BEGIN Listed entries

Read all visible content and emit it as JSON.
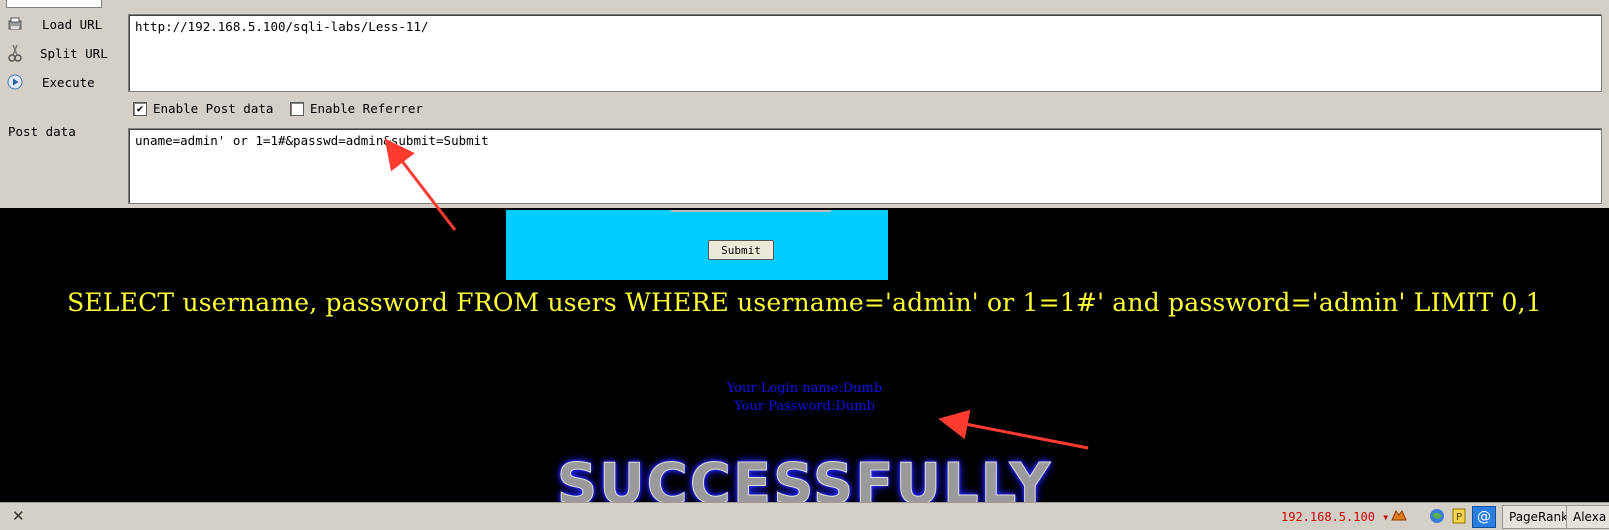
{
  "hackbar": {
    "buttons": {
      "load_url": "Load URL",
      "split_url": "Split URL",
      "execute": "Execute"
    },
    "url_value": "http://192.168.5.100/sqli-labs/Less-11/",
    "enable_post_label": "Enable Post data",
    "enable_post_checked": true,
    "enable_referrer_label": "Enable Referrer",
    "enable_referrer_checked": false,
    "post_data_label": "Post data",
    "post_data_value": "uname=admin' or 1=1#&passwd=admin&submit=Submit"
  },
  "page": {
    "submit_label": "Submit",
    "sql_query": "SELECT username, password FROM users WHERE username='admin' or 1=1#' and password='admin' LIMIT 0,1",
    "login_name": "Your Login name:Dumb",
    "password": "Your Password:Dumb",
    "banner": "SUCCESSFULLY"
  },
  "statusbar": {
    "close_icon": "close-icon",
    "ip": "192.168.5.100",
    "pagerank": "PageRank",
    "alexa": "Alexa"
  },
  "colors": {
    "chrome": "#d4d0c8",
    "form_box": "#00ccff",
    "sql_text": "#ffff33",
    "login_text": "#1010ee",
    "arrow": "#ff3b30",
    "ip_text": "#cc0000"
  }
}
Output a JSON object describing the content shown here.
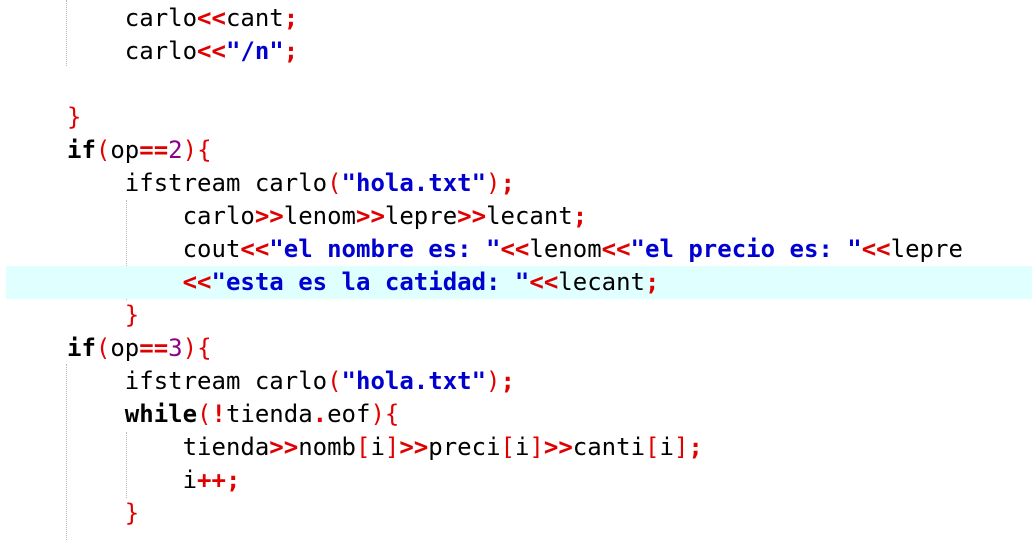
{
  "editor": {
    "current_line_color": "#e0ffff",
    "colors": {
      "operator": "#e00000",
      "number": "#8b008b",
      "string": "#0000d0",
      "keyword": "#000000",
      "plain": "#000000"
    },
    "lines": [
      {
        "tokens": [
          [
            "plain",
            "    carlo"
          ],
          [
            "op",
            "<<"
          ],
          [
            "plain",
            "cant"
          ],
          [
            "op",
            ";"
          ]
        ]
      },
      {
        "tokens": [
          [
            "plain",
            "    carlo"
          ],
          [
            "op",
            "<<"
          ],
          [
            "str",
            "\"/n\""
          ],
          [
            "op",
            ";"
          ]
        ]
      },
      {
        "tokens": []
      },
      {
        "tokens": [
          [
            "brk",
            "}"
          ]
        ]
      },
      {
        "tokens": [
          [
            "kw",
            "if"
          ],
          [
            "brk",
            "("
          ],
          [
            "plain",
            "op"
          ],
          [
            "op",
            "=="
          ],
          [
            "num",
            "2"
          ],
          [
            "brk",
            ")"
          ],
          [
            "brk",
            "{"
          ]
        ]
      },
      {
        "tokens": [
          [
            "plain",
            "    ifstream carlo"
          ],
          [
            "brk",
            "("
          ],
          [
            "str",
            "\"hola.txt\""
          ],
          [
            "brk",
            ")"
          ],
          [
            "op",
            ";"
          ]
        ]
      },
      {
        "tokens": [
          [
            "plain",
            "        carlo"
          ],
          [
            "op",
            ">>"
          ],
          [
            "plain",
            "lenom"
          ],
          [
            "op",
            ">>"
          ],
          [
            "plain",
            "lepre"
          ],
          [
            "op",
            ">>"
          ],
          [
            "plain",
            "lecant"
          ],
          [
            "op",
            ";"
          ]
        ]
      },
      {
        "tokens": [
          [
            "plain",
            "        cout"
          ],
          [
            "op",
            "<<"
          ],
          [
            "str",
            "\"el nombre es: \""
          ],
          [
            "op",
            "<<"
          ],
          [
            "plain",
            "lenom"
          ],
          [
            "op",
            "<<"
          ],
          [
            "str",
            "\"el precio es: \""
          ],
          [
            "op",
            "<<"
          ],
          [
            "plain",
            "lepre"
          ]
        ]
      },
      {
        "tokens": [
          [
            "plain",
            "        "
          ],
          [
            "op",
            "<<"
          ],
          [
            "str",
            "\"esta es la catidad: \""
          ],
          [
            "op",
            "<<"
          ],
          [
            "plain",
            "lecant"
          ],
          [
            "op",
            ";"
          ]
        ],
        "current": true
      },
      {
        "tokens": [
          [
            "plain",
            "    "
          ],
          [
            "brk",
            "}"
          ]
        ]
      },
      {
        "tokens": [
          [
            "kw",
            "if"
          ],
          [
            "brk",
            "("
          ],
          [
            "plain",
            "op"
          ],
          [
            "op",
            "=="
          ],
          [
            "num",
            "3"
          ],
          [
            "brk",
            ")"
          ],
          [
            "brk",
            "{"
          ]
        ]
      },
      {
        "tokens": [
          [
            "plain",
            "    ifstream carlo"
          ],
          [
            "brk",
            "("
          ],
          [
            "str",
            "\"hola.txt\""
          ],
          [
            "brk",
            ")"
          ],
          [
            "op",
            ";"
          ]
        ]
      },
      {
        "tokens": [
          [
            "plain",
            "    "
          ],
          [
            "kw",
            "while"
          ],
          [
            "brk",
            "("
          ],
          [
            "op",
            "!"
          ],
          [
            "plain",
            "tienda"
          ],
          [
            "op",
            "."
          ],
          [
            "plain",
            "eof"
          ],
          [
            "brk",
            ")"
          ],
          [
            "brk",
            "{"
          ]
        ]
      },
      {
        "tokens": [
          [
            "plain",
            "        tienda"
          ],
          [
            "op",
            ">>"
          ],
          [
            "plain",
            "nomb"
          ],
          [
            "brk",
            "["
          ],
          [
            "plain",
            "i"
          ],
          [
            "brk",
            "]"
          ],
          [
            "op",
            ">>"
          ],
          [
            "plain",
            "preci"
          ],
          [
            "brk",
            "["
          ],
          [
            "plain",
            "i"
          ],
          [
            "brk",
            "]"
          ],
          [
            "op",
            ">>"
          ],
          [
            "plain",
            "canti"
          ],
          [
            "brk",
            "["
          ],
          [
            "plain",
            "i"
          ],
          [
            "brk",
            "]"
          ],
          [
            "op",
            ";"
          ]
        ]
      },
      {
        "tokens": [
          [
            "plain",
            "        i"
          ],
          [
            "op",
            "++"
          ],
          [
            "op",
            ";"
          ]
        ]
      },
      {
        "tokens": [
          [
            "plain",
            "    "
          ],
          [
            "brk",
            "}"
          ]
        ]
      }
    ]
  }
}
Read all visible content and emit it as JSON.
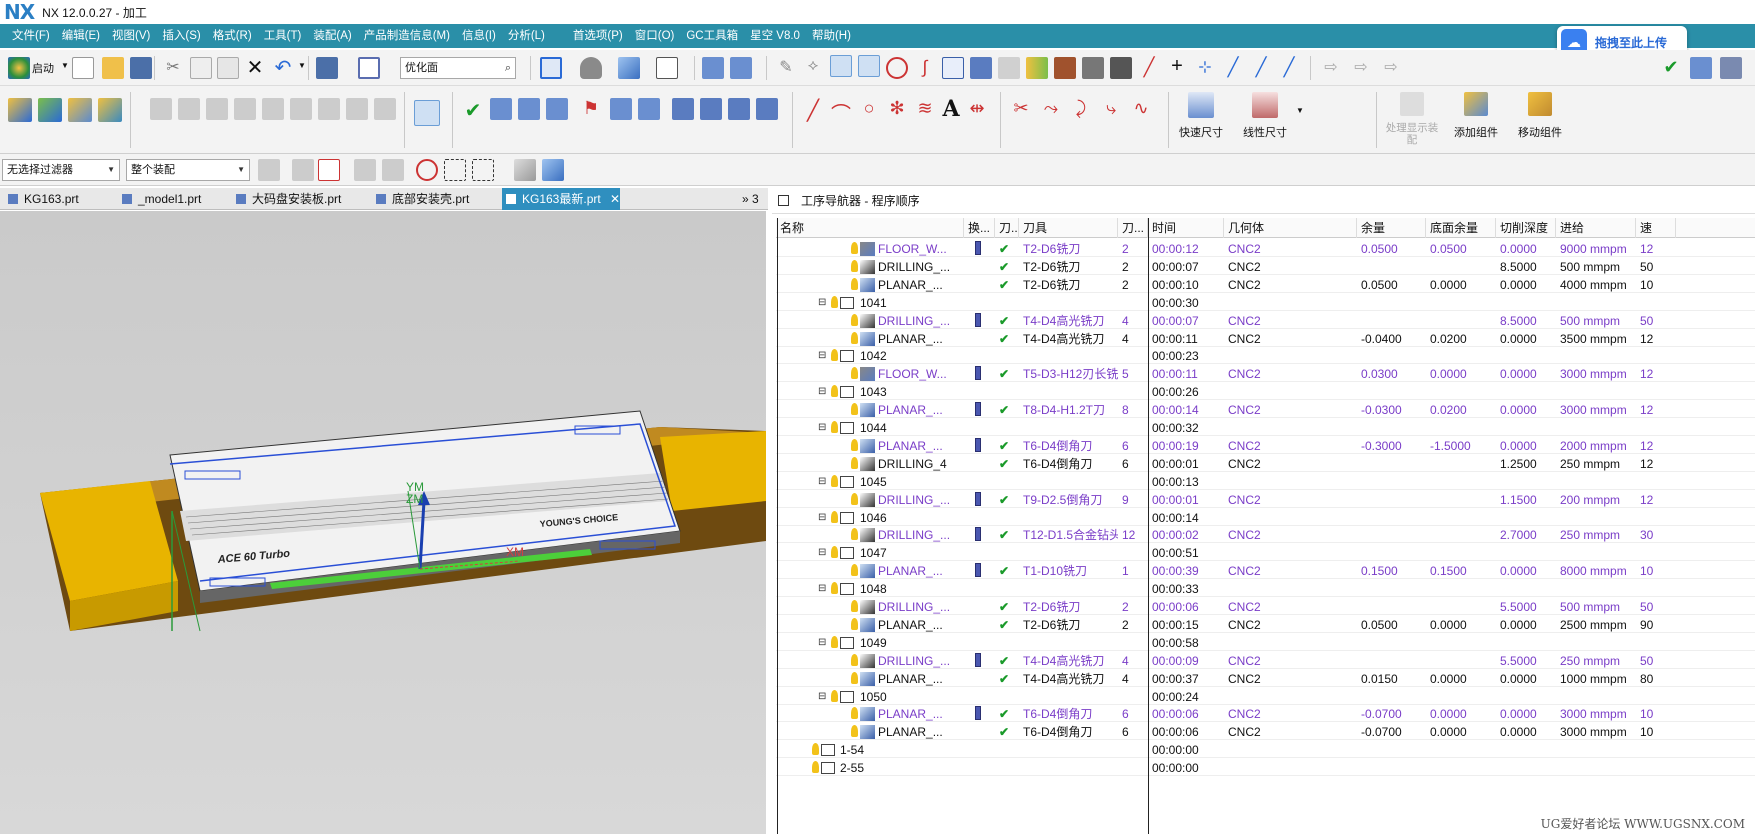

END Listed entries

**Written problem**
Pick out the lines that contain "password" and copy them.

**Output of the task**
    "sql_query": "SELECT username, password FROM users WHERE username='admin' or 1=1#' and password='admin' LIMIT 0,1",
    "password": "Your Password:Dumb",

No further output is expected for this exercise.